The problem:
Retype everything in the listing, leaving each line exactly as it is.

The input:

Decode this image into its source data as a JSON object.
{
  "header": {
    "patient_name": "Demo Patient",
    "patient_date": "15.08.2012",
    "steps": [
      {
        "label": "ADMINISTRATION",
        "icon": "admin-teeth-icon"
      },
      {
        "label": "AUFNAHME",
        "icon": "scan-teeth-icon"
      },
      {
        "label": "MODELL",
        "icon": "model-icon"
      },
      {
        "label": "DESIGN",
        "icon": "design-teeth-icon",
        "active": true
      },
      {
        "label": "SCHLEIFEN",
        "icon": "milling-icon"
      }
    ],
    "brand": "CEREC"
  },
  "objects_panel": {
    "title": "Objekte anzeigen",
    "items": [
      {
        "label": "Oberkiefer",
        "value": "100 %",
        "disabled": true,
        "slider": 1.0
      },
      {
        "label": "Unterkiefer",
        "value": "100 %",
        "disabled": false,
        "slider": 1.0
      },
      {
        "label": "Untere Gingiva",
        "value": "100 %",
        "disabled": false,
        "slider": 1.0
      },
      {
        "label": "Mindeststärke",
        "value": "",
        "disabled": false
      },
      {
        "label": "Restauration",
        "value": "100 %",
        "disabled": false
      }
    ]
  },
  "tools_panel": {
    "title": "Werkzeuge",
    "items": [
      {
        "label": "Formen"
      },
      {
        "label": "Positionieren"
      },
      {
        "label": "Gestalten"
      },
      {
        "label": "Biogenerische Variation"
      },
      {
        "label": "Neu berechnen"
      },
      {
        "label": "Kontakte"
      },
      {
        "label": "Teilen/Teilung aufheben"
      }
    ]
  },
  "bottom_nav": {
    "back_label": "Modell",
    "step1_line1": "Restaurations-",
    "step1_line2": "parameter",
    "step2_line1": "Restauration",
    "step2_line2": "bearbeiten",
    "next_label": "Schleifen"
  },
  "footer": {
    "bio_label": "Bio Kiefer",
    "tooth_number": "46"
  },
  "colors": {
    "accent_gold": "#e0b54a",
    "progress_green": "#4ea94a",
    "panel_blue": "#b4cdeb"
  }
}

Problem solution:
Decode this image into its source data as a JSON object.
{
  "header": {
    "patient_name": "Demo Patient",
    "patient_date": "15.08.2012",
    "steps": [
      {
        "label": "ADMINISTRATION",
        "icon": "admin-teeth-icon"
      },
      {
        "label": "AUFNAHME",
        "icon": "scan-teeth-icon"
      },
      {
        "label": "MODELL",
        "icon": "model-icon"
      },
      {
        "label": "DESIGN",
        "icon": "design-teeth-icon",
        "active": true
      },
      {
        "label": "SCHLEIFEN",
        "icon": "milling-icon"
      }
    ],
    "brand": "CEREC"
  },
  "objects_panel": {
    "title": "Objekte anzeigen",
    "items": [
      {
        "label": "Oberkiefer",
        "value": "100 %",
        "disabled": true,
        "slider": 1.0
      },
      {
        "label": "Unterkiefer",
        "value": "100 %",
        "disabled": false,
        "slider": 1.0
      },
      {
        "label": "Untere Gingiva",
        "value": "100 %",
        "disabled": false,
        "slider": 1.0
      },
      {
        "label": "Mindeststärke",
        "value": "",
        "disabled": false
      },
      {
        "label": "Restauration",
        "value": "100 %",
        "disabled": false
      }
    ]
  },
  "tools_panel": {
    "title": "Werkzeuge",
    "items": [
      {
        "label": "Formen"
      },
      {
        "label": "Positionieren"
      },
      {
        "label": "Gestalten"
      },
      {
        "label": "Biogenerische Variation"
      },
      {
        "label": "Neu berechnen"
      },
      {
        "label": "Kontakte"
      },
      {
        "label": "Teilen/Teilung aufheben"
      }
    ]
  },
  "bottom_nav": {
    "back_label": "Modell",
    "step1_line1": "Restaurations-",
    "step1_line2": "parameter",
    "step2_line1": "Restauration",
    "step2_line2": "bearbeiten",
    "next_label": "Schleifen"
  },
  "footer": {
    "bio_label": "Bio Kiefer",
    "tooth_number": "46"
  },
  "colors": {
    "accent_gold": "#e0b54a",
    "progress_green": "#4ea94a",
    "panel_blue": "#b4cdeb"
  }
}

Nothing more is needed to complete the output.